* BEGIN *
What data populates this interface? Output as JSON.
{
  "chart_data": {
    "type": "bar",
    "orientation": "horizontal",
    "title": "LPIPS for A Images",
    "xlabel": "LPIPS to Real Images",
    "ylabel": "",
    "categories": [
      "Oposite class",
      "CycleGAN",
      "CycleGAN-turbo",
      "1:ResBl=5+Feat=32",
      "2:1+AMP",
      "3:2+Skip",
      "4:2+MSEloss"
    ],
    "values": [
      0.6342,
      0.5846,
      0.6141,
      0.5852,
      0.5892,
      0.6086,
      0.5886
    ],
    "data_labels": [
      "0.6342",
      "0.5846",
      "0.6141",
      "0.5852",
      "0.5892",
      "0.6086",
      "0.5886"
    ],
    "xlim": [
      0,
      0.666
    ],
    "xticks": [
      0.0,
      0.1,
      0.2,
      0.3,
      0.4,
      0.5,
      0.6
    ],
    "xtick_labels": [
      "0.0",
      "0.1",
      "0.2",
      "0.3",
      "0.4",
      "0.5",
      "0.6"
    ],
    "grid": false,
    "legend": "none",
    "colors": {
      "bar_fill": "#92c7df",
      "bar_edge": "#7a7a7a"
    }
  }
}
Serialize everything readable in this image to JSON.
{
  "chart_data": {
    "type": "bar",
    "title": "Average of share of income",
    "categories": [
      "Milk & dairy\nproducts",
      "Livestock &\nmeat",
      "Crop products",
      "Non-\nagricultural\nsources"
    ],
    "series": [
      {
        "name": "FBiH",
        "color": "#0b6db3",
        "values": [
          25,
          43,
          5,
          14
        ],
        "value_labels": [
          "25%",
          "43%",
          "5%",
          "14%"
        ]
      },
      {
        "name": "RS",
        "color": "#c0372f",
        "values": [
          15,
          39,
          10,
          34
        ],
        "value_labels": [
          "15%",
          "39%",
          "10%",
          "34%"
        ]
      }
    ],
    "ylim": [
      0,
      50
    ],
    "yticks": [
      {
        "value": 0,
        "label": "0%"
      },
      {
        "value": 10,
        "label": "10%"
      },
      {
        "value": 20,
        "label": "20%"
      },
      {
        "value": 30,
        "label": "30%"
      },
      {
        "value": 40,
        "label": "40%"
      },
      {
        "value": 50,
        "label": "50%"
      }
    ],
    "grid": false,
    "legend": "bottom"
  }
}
* END *
EXERCISE REQUIREMENTS - In the records above, locate the lines holding the word "JSON". Copy each of them.

COMPLETE OUTPUT -
What data populates this interface? Output as JSON.
Serialize everything readable in this image to JSON.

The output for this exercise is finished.